Entries supplied =

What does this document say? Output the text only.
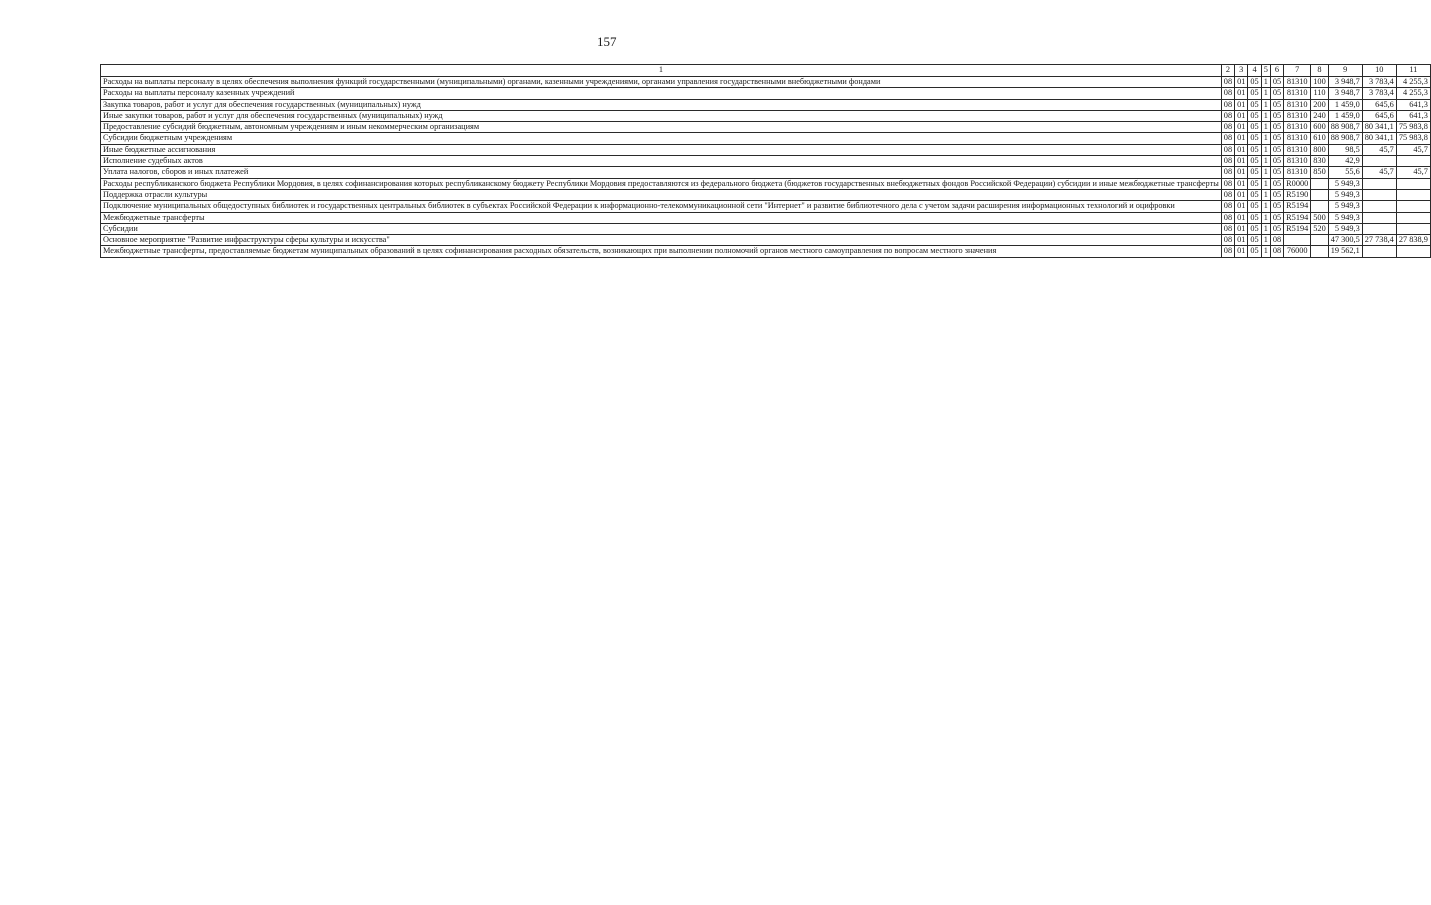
157
1	2	3	4	5	6	7	8	9	10	11
Расходы на выплаты персоналу в целях обеспечения выполнения функций государственными (муниципальными) органами, казенными учреждениями, органами управления государственными внебюджетными фондами	08	01	05	1	05	81310	100	3 948,7	3 783,4	4 255,3
Расходы на выплаты персоналу казенных учреждений	08	01	05	1	05	81310	110	3 948,7	3 783,4	4 255,3
Закупка товаров, работ и услуг для обеспечения государственных (муниципальных) нужд	08	01	05	1	05	81310	200	1 459,0	645,6	641,3
Иные закупки товаров, работ и услуг для обеспечения государственных (муниципальных) нужд	08	01	05	1	05	81310	240	1 459,0	645,6	641,3
Предоставление субсидий бюджетным, автономным учреждениям и иным некоммерческим организациям	08	01	05	1	05	81310	600	88 908,7	80 341,1	75 983,8
Субсидии бюджетным учреждениям	08	01	05	1	05	81310	610	88 908,7	80 341,1	75 983,8
Иные бюджетные ассигнования	08	01	05	1	05	81310	800	98,5	45,7	45,7
Исполнение судебных актов	08	01	05	1	05	81310	830	42,9		
Уплата налогов, сборов и иных платежей	08	01	05	1	05	81310	850	55,6	45,7	45,7
Расходы республиканского бюджета Республики Мордовия, в целях софинансирования которых республиканскому бюджету Республики Мордовия предоставляются из федерального бюджета (бюджетов государственных внебюджетных фондов Российской Федерации) субсидии и иные межбюджетные трансферты	08	01	05	1	05	R0000		5 949,3		
Поддержка отрасли культуры	08	01	05	1	05	R5190		5 949,3		
Подключение муниципальных общедоступных библиотек и государственных центральных библиотек в субъектах Российской Федерации к информационно-телекоммуникационной сети "Интернет" и развитие библиотечного дела с учетом задачи расширения информационных технологий и оцифровки	08	01	05	1	05	R5194		5 949,3		
Межбюджетные трансферты	08	01	05	1	05	R5194	500	5 949,3		
Субсидии	08	01	05	1	05	R5194	520	5 949,3		
Основное мероприятие "Развитие инфраструктуры сферы культуры и искусства"	08	01	05	1	08			47 300,5	27 738,4	27 838,9
Межбюджетные трансферты, предоставляемые бюджетам муниципальных образований в целях софинансирования расходных обязательств, возникающих при выполнении полномочий органов местного самоуправления по вопросам местного значения	08	01	05	1	08	76000		19 562,1		
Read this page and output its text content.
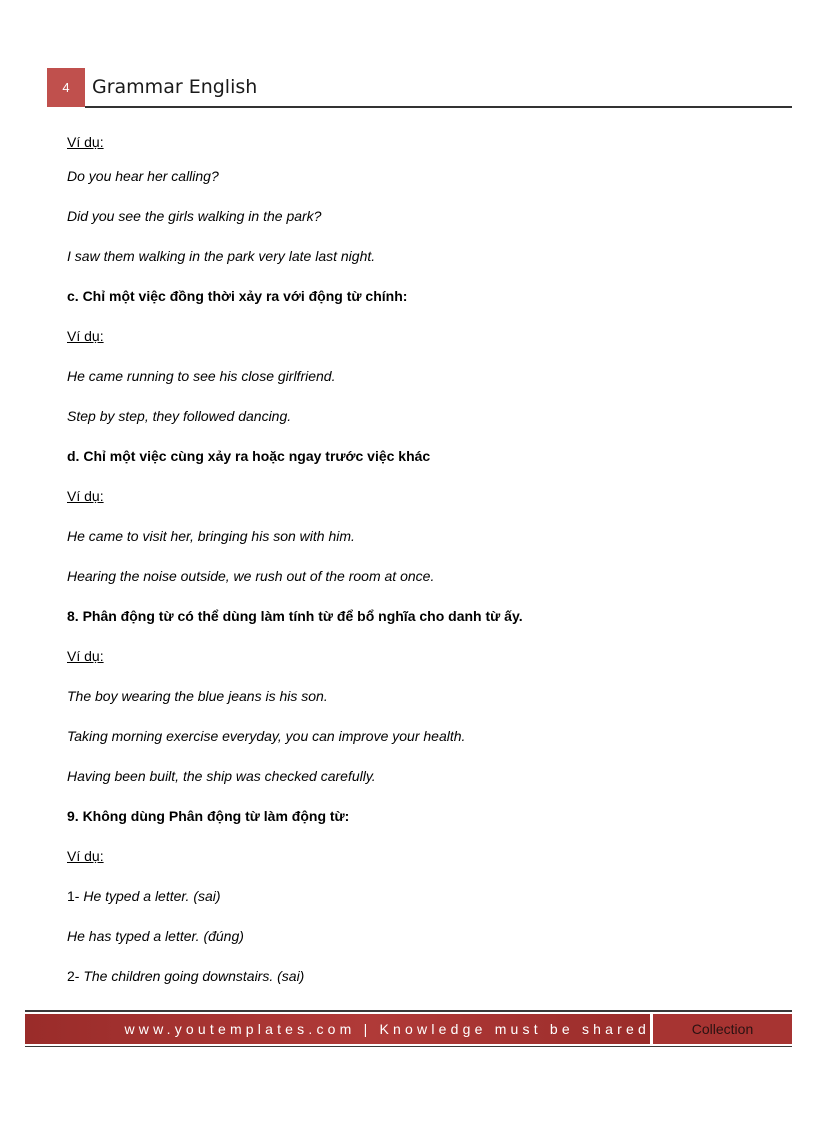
4	Grammar English
Ví dụ:
Do you hear her calling?
Did you see the girls walking in the park?
I saw them walking in the park very late last night.
c. Chỉ một việc đồng thời xảy ra với động từ chính:
Ví dụ:
He came running to see his close girlfriend.
Step by step, they followed dancing.
d. Chỉ một việc cùng xảy ra hoặc ngay trước việc khác
Ví dụ:
He came to visit her, bringing his son with him.
Hearing the noise outside, we rush out of the room at once.
8. Phân động từ có thể dùng làm tính từ để bổ nghĩa cho danh từ ấy.
Ví dụ:
The boy wearing the blue jeans is his son.
Taking morning exercise everyday, you can improve your health.
Having been built, the ship was checked carefully.
9. Không dùng Phân động từ làm động từ:
Ví dụ:
1- He typed a letter. (sai)
He has typed a letter. (đúng)
2- The children going downstairs. (sai)
www.youtemplates.com | Knowledge must be shared	Collection
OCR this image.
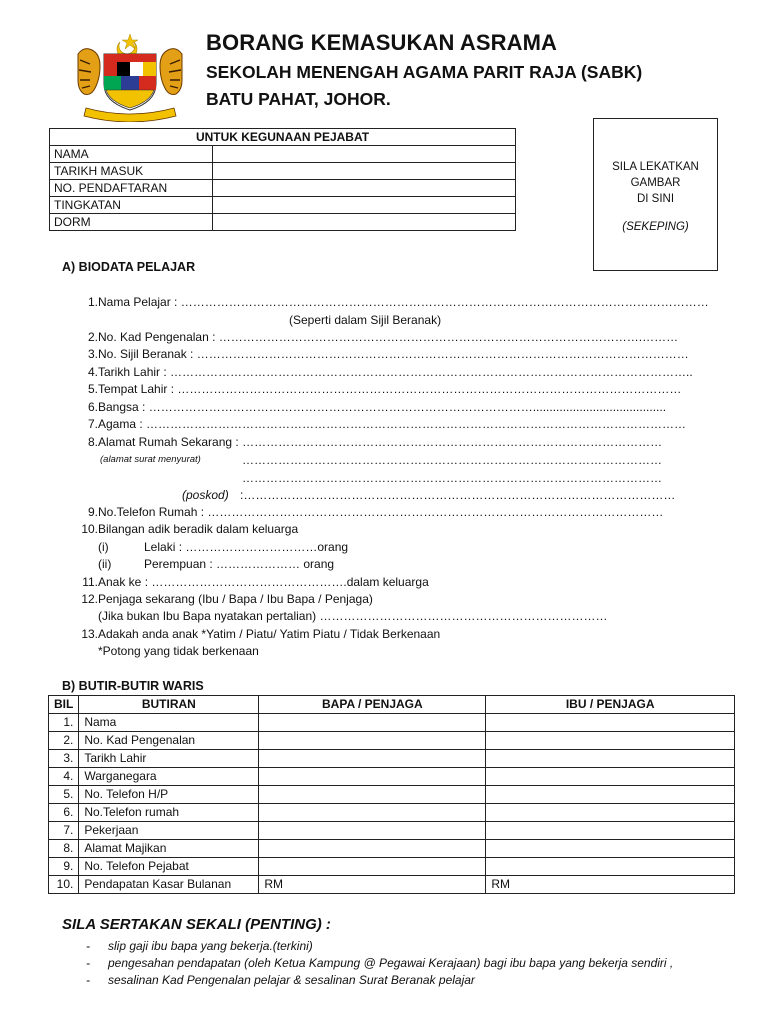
BORANG KEMASUKAN ASRAMA
SEKOLAH MENENGAH AGAMA PARIT RAJA (SABK)
BATU PAHAT, JOHOR.
UNTUK KEGUNAAN PEJABAT	
NAMA	
TARIKH MASUK	
NO. PENDAFTARAN	
TINGKATAN	
DORM	
SILA LEKATKAN
GAMBAR
DI SINI
(SEKEPING)
A) BIODATA PELAJAR
1.Nama Pelajar : ……………………………………………………………………………………………………………………
(Seperti dalam Sijil Beranak)
2.No. Kad Pengenalan : …………………………………………………………………………………………….………
3.No. Sijil Beranak : ……………………………………………………………………………………………………………
4.Tarikh Lahir : …………………………………………………………………………………………………………………..
5.Tempat Lahir : ………………………………………………………………………………………………………………
6.Bangsa : ……………………………………………………………………………………........................................
7.Agama : ………………………………………………………………………………………………………………………
8.Alamat Rumah Sekarang : ……………………………………………………………………………………………
(alamat surat menyurat)	……………………………………………………………………………………………
……………………………………………………………………………………………
(poskod) :………………………………………………………………………………………………
9.No.Telefon Rumah : ……………………………………………………………………………………………………
10.Bilangan adik beradik dalam keluarga
(i)	Lelaki : ……………………………orang
(ii)	Perempuan : ………………… orang
11.Anak ke : ………………………………………….dalam keluarga
12.Penjaga sekarang (Ibu / Bapa / Ibu Bapa / Penjaga)
(Jika bukan Ibu Bapa nyatakan pertalian) ………………………………………………………………
13.Adakah anda anak *Yatim / Piatu/ Yatim Piatu / Tidak Berkenaan
*Potong yang tidak berkenaan
B) BUTIR-BUTIR WARIS
BIL	BUTIRAN	BAPA / PENJAGA	IBU / PENJAGA
1.	Nama		
2.	No. Kad Pengenalan		
3.	Tarikh Lahir		
4.	Warganegara		
5.	No. Telefon H/P		
6.	No.Telefon rumah		
7.	Pekerjaan		
8.	Alamat Majikan		
9.	No. Telefon Pejabat		
10.	Pendapatan Kasar Bulanan	RM	RM
SILA SERTAKAN SEKALI (PENTING) :
- slip gaji ibu bapa yang bekerja.(terkini)
- pengesahan pendapatan (oleh Ketua Kampung @ Pegawai Kerajaan) bagi ibu bapa yang bekerja sendiri ,
- sesalinan Kad Pengenalan pelajar & sesalinan Surat Beranak pelajar
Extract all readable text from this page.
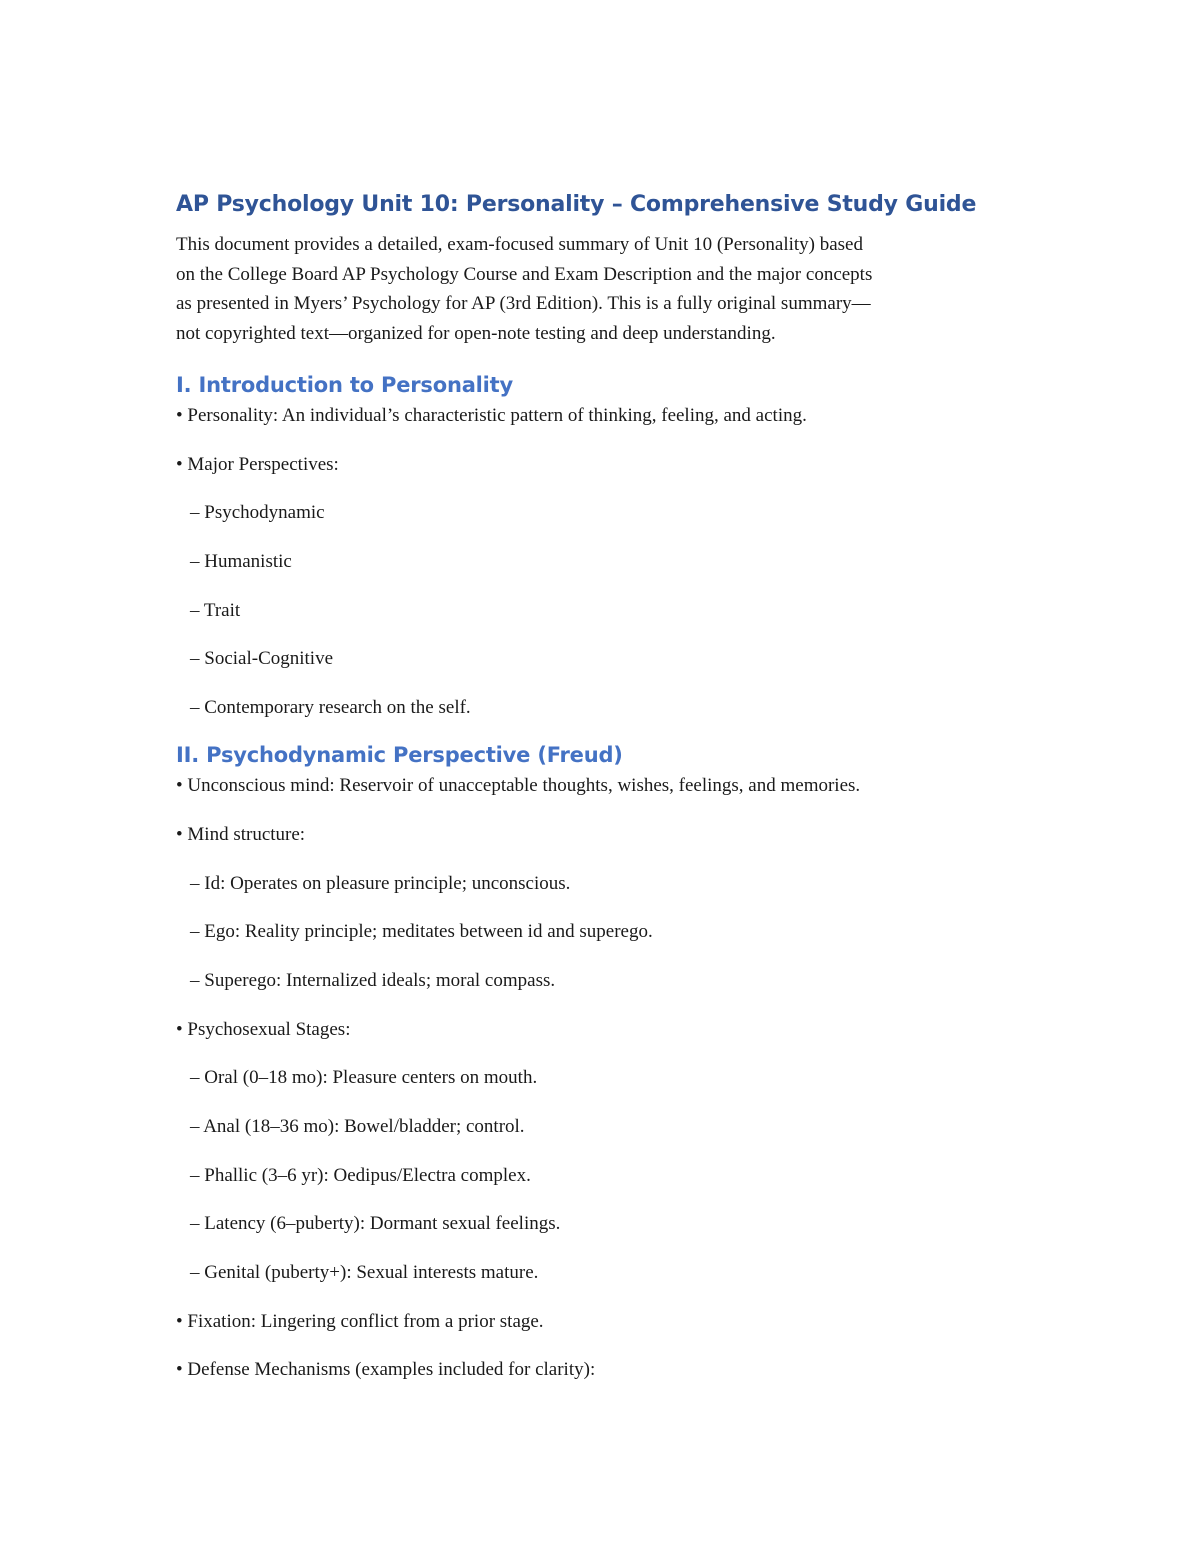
AP Psychology Unit 10: Personality – Comprehensive Study Guide
This document provides a detailed, exam-focused summary of Unit 10 (Personality) based
on the College Board AP Psychology Course and Exam Description and the major concepts
as presented in Myers’ Psychology for AP (3rd Edition). This is a fully original summary—
not copyrighted text—organized for open-note testing and deep understanding.
I. Introduction to Personality
• Personality: An individual’s characteristic pattern of thinking, feeling, and acting.
• Major Perspectives:
– Psychodynamic
– Humanistic
– Trait
– Social-Cognitive
– Contemporary research on the self.
II. Psychodynamic Perspective (Freud)
• Unconscious mind: Reservoir of unacceptable thoughts, wishes, feelings, and memories.
• Mind structure:
– Id: Operates on pleasure principle; unconscious.
– Ego: Reality principle; meditates between id and superego.
– Superego: Internalized ideals; moral compass.
• Psychosexual Stages:
– Oral (0–18 mo): Pleasure centers on mouth.
– Anal (18–36 mo): Bowel/bladder; control.
– Phallic (3–6 yr): Oedipus/Electra complex.
– Latency (6–puberty): Dormant sexual feelings.
– Genital (puberty+): Sexual interests mature.
• Fixation: Lingering conflict from a prior stage.
• Defense Mechanisms (examples included for clarity):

Task to carry out =
The records above are to be quoted exactly, with all pictures left out.

Result of this exercise =
What does this document say? Output the text only.
157
1	2	3	4	5	6	7	8	9	10	11
Расходы на выплаты персоналу в целях обеспечения выполнения функций государственными (муниципальными) органами, казенными учреждениями, органами управления государственными внебюджетными фондами	08	01	05	1	05	81310	100	3 948,7	3 783,4	4 255,3
Расходы на выплаты персоналу казенных учреждений	08	01	05	1	05	81310	110	3 948,7	3 783,4	4 255,3
Закупка товаров, работ и услуг для обеспечения государственных (муниципальных) нужд	08	01	05	1	05	81310	200	1 459,0	645,6	641,3
Иные закупки товаров, работ и услуг для обеспечения государственных (муниципальных) нужд	08	01	05	1	05	81310	240	1 459,0	645,6	641,3
Предоставление субсидий бюджетным, автономным учреждениям и иным некоммерческим организациям	08	01	05	1	05	81310	600	88 908,7	80 341,1	75 983,8
Субсидии бюджетным учреждениям	08	01	05	1	05	81310	610	88 908,7	80 341,1	75 983,8
Иные бюджетные ассигнования	08	01	05	1	05	81310	800	98,5	45,7	45,7
Исполнение судебных актов	08	01	05	1	05	81310	830	42,9		
Уплата налогов, сборов и иных платежей	08	01	05	1	05	81310	850	55,6	45,7	45,7
Расходы республиканского бюджета Республики Мордовия, в целях софинансирования которых республиканскому бюджету Республики Мордовия предоставляются из федерального бюджета (бюджетов государственных внебюджетных фондов Российской Федерации) субсидии и иные межбюджетные трансферты	08	01	05	1	05	R0000		5 949,3		
Поддержка отрасли культуры	08	01	05	1	05	R5190		5 949,3		
Подключение муниципальных общедоступных библиотек и государственных центральных библиотек в субъектах Российской Федерации к информационно-телекоммуникационной сети "Интернет" и развитие библиотечного дела с учетом задачи расширения информационных технологий и оцифровки	08	01	05	1	05	R5194		5 949,3		
Межбюджетные трансферты	08	01	05	1	05	R5194	500	5 949,3		
Субсидии	08	01	05	1	05	R5194	520	5 949,3		
Основное мероприятие "Развитие инфраструктуры сферы культуры и искусства"	08	01	05	1	08			47 300,5	27 738,4	27 838,9
Межбюджетные трансферты, предоставляемые бюджетам муниципальных образований в целях софинансирования расходных обязательств, возникающих при выполнении полномочий органов местного самоуправления по вопросам местного значения	08	01	05	1	08	76000		19 562,1		
Read this page and output its text content.
4	Grammar English
Ví dụ:
Do you hear her calling?
Did you see the girls walking in the park?
I saw them walking in the park very late last night.
c. Chỉ một việc đồng thời xảy ra với động từ chính:
Ví dụ:
He came running to see his close girlfriend.
Step by step, they followed dancing.
d. Chỉ một việc cùng xảy ra hoặc ngay trước việc khác
Ví dụ:
He came to visit her, bringing his son with him.
Hearing the noise outside, we rush out of the room at once.
8. Phân động từ có thể dùng làm tính từ để bổ nghĩa cho danh từ ấy.
Ví dụ:
The boy wearing the blue jeans is his son.
Taking morning exercise everyday, you can improve your health.
Having been built, the ship was checked carefully.
9. Không dùng Phân động từ làm động từ:
Ví dụ:
1- He typed a letter. (sai)
He has typed a letter. (đúng)
2- The children going downstairs. (sai)
www.youtemplates.com | Knowledge must be shared	Collection
OCR this image.
BORANG KEMASUKAN ASRAMA
SEKOLAH MENENGAH AGAMA PARIT RAJA (SABK)
BATU PAHAT, JOHOR.
UNTUK KEGUNAAN PEJABAT	
NAMA	
TARIKH MASUK	
NO. PENDAFTARAN	
TINGKATAN	
DORM	
SILA LEKATKAN
GAMBAR
DI SINI
(SEKEPING)
A) BIODATA PELAJAR
1.Nama Pelajar : ……………………………………………………………………………………………………………………
(Seperti dalam Sijil Beranak)
2.No. Kad Pengenalan : …………………………………………………………………………………………….………
3.No. Sijil Beranak : ……………………………………………………………………………………………………………
4.Tarikh Lahir : …………………………………………………………………………………………………………………..
5.Tempat Lahir : ………………………………………………………………………………………………………………
6.Bangsa : ……………………………………………………………………………………........................................
7.Agama : ………………………………………………………………………………………………………………………
8.Alamat Rumah Sekarang : ……………………………………………………………………………………………
(alamat surat menyurat)	……………………………………………………………………………………………
……………………………………………………………………………………………
(poskod) :………………………………………………………………………………………………
9.No.Telefon Rumah : ……………………………………………………………………………………………………
10.Bilangan adik beradik dalam keluarga
(i)	Lelaki : ……………………………orang
(ii)	Perempuan : ………………… orang
11.Anak ke : ………………………………………….dalam keluarga
12.Penjaga sekarang (Ibu / Bapa / Ibu Bapa / Penjaga)
(Jika bukan Ibu Bapa nyatakan pertalian) ………………………………………………………………
13.Adakah anda anak *Yatim / Piatu/ Yatim Piatu / Tidak Berkenaan
*Potong yang tidak berkenaan
B) BUTIR-BUTIR WARIS
BIL	BUTIRAN	BAPA / PENJAGA	IBU / PENJAGA
1.	Nama		
2.	No. Kad Pengenalan		
3.	Tarikh Lahir		
4.	Warganegara		
5.	No. Telefon H/P		
6.	No.Telefon rumah		
7.	Pekerjaan		
8.	Alamat Majikan		
9.	No. Telefon Pejabat		
10.	Pendapatan Kasar Bulanan	RM	RM
SILA SERTAKAN SEKALI (PENTING) :
- slip gaji ibu bapa yang bekerja.(terkini)
- pengesahan pendapatan (oleh Ketua Kampung @ Pegawai Kerajaan) bagi ibu bapa yang bekerja sendiri ,
- sesalinan Kad Pengenalan pelajar & sesalinan Surat Beranak pelajar
Extract all readable text from this page.
AP Psychology Unit 10: Personality – Comprehensive Study Guide
This document provides a detailed, exam-focused summary of Unit 10 (Personality) based
on the College Board AP Psychology Course and Exam Description and the major concepts
as presented in Myers’ Psychology for AP (3rd Edition). This is a fully original summary—
not copyrighted text—organized for open-note testing and deep understanding.
I. Introduction to Personality
• Personality: An individual’s characteristic pattern of thinking, feeling, and acting.
• Major Perspectives:
– Psychodynamic
– Humanistic
– Trait
– Social-Cognitive
– Contemporary research on the self.
II. Psychodynamic Perspective (Freud)
• Unconscious mind: Reservoir of unacceptable thoughts, wishes, feelings, and memories.
• Mind structure:
– Id: Operates on pleasure principle; unconscious.
– Ego: Reality principle; meditates between id and superego.
– Superego: Internalized ideals; moral compass.
• Psychosexual Stages:
– Oral (0–18 mo): Pleasure centers on mouth.
– Anal (18–36 mo): Bowel/bladder; control.
– Phallic (3–6 yr): Oedipus/Electra complex.
– Latency (6–puberty): Dormant sexual feelings.
– Genital (puberty+): Sexual interests mature.
• Fixation: Lingering conflict from a prior stage.
• Defense Mechanisms (examples included for clarity):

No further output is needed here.